**Materials provided**
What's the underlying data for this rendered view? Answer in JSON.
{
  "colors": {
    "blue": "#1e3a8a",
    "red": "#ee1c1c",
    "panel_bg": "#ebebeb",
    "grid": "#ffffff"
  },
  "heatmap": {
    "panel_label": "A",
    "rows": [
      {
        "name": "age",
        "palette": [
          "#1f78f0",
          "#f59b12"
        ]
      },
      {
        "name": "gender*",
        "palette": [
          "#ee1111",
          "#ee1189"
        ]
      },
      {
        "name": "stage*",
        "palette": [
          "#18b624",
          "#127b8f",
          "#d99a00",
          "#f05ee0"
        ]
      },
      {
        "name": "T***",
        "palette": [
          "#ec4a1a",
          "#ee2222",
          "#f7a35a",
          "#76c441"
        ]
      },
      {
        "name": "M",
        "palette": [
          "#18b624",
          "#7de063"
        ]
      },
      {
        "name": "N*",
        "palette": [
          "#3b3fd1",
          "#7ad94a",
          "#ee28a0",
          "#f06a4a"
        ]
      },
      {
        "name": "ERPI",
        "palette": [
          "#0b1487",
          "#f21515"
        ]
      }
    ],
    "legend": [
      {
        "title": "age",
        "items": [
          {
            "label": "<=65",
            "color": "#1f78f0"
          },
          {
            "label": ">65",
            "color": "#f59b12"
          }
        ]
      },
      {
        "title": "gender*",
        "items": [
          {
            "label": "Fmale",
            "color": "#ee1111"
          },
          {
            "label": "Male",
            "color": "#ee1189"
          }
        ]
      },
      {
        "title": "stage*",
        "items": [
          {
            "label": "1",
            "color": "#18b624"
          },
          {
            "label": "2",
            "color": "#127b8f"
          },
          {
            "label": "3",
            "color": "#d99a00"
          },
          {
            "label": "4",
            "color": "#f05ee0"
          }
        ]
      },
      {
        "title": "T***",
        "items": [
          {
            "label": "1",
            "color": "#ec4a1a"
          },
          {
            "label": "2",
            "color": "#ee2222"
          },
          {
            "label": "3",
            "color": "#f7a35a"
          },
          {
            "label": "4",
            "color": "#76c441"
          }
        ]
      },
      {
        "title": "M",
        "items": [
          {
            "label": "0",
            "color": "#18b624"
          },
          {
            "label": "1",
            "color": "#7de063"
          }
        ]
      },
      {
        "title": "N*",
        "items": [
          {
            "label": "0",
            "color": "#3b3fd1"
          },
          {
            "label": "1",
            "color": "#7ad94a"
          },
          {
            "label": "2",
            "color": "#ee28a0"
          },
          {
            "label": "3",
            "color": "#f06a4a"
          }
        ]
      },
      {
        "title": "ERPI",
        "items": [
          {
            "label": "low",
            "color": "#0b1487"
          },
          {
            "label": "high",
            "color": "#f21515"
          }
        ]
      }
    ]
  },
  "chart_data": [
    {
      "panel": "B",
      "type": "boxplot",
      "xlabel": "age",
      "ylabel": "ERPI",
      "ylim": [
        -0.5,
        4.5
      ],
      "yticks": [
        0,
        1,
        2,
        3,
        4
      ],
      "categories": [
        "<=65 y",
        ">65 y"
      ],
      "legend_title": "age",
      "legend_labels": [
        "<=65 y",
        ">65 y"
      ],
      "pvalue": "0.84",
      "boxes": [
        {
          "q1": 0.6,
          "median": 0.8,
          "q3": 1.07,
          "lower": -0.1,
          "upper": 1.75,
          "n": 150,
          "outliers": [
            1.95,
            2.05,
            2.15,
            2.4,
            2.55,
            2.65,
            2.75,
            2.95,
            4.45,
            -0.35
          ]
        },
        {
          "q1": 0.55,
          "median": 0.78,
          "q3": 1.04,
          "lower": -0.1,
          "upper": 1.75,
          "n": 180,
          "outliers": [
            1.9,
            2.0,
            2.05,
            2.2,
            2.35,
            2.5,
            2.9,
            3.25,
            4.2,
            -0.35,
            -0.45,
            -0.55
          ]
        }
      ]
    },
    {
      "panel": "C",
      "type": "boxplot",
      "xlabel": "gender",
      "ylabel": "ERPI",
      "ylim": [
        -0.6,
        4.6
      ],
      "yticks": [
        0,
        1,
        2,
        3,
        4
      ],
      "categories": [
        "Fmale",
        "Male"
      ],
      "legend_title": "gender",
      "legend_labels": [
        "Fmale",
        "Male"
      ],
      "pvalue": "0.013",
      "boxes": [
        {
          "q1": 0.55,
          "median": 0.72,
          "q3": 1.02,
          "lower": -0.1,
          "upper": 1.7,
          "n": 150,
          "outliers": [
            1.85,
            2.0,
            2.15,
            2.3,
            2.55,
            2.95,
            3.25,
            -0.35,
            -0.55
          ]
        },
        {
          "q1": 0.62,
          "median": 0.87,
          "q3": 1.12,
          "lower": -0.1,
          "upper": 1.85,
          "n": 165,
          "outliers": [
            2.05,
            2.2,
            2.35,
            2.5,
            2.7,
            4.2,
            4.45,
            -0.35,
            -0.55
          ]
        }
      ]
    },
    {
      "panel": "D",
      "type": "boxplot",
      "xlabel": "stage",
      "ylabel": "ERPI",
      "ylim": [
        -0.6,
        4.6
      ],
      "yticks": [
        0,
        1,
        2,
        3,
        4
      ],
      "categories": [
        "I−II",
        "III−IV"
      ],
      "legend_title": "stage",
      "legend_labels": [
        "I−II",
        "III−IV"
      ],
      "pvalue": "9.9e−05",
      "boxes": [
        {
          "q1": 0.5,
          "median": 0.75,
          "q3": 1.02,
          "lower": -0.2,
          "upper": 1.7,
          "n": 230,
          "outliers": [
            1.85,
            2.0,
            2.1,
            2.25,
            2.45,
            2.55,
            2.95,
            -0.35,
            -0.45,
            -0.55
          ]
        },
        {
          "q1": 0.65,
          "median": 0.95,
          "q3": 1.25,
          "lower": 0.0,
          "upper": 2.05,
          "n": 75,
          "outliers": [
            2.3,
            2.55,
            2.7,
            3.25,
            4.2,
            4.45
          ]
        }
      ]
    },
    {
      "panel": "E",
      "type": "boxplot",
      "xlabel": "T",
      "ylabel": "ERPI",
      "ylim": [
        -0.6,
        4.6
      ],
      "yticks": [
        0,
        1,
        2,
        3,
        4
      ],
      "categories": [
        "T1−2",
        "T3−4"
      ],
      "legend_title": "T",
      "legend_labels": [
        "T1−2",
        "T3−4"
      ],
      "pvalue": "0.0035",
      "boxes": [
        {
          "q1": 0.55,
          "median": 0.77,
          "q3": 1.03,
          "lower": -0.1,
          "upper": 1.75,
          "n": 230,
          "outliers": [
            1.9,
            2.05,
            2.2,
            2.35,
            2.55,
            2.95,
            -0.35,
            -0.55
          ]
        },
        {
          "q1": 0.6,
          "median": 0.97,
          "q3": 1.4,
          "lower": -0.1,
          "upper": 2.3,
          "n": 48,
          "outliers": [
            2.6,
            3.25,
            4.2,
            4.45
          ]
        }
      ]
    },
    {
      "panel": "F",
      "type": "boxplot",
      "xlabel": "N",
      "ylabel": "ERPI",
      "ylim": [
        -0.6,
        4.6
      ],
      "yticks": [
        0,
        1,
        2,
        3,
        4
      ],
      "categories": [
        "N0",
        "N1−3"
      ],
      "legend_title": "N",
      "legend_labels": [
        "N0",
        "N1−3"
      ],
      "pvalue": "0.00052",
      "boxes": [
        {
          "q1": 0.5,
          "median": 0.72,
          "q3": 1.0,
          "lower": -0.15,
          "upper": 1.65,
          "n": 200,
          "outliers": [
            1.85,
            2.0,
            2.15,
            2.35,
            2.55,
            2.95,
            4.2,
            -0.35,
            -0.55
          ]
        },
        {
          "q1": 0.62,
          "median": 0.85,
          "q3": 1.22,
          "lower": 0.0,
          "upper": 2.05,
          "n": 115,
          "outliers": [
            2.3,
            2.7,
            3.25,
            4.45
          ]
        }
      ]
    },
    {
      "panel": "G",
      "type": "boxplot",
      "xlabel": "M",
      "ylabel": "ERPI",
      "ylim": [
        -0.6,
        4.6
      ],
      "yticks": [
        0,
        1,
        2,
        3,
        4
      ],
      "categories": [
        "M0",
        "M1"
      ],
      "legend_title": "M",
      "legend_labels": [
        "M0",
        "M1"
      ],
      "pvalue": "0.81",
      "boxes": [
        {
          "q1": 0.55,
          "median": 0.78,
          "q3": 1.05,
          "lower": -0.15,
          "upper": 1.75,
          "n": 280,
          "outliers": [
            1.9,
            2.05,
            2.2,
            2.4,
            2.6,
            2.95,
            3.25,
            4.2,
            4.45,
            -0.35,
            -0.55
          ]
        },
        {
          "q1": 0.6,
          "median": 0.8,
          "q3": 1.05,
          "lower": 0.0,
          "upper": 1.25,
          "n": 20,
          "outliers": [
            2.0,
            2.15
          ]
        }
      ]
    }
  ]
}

**Objective**
Copy every line of the records above that contains "gender".

**Solution for this exercise**
        "name": "gender*",
        "title": "gender*",
      "xlabel": "gender",
      "legend_title": "gender",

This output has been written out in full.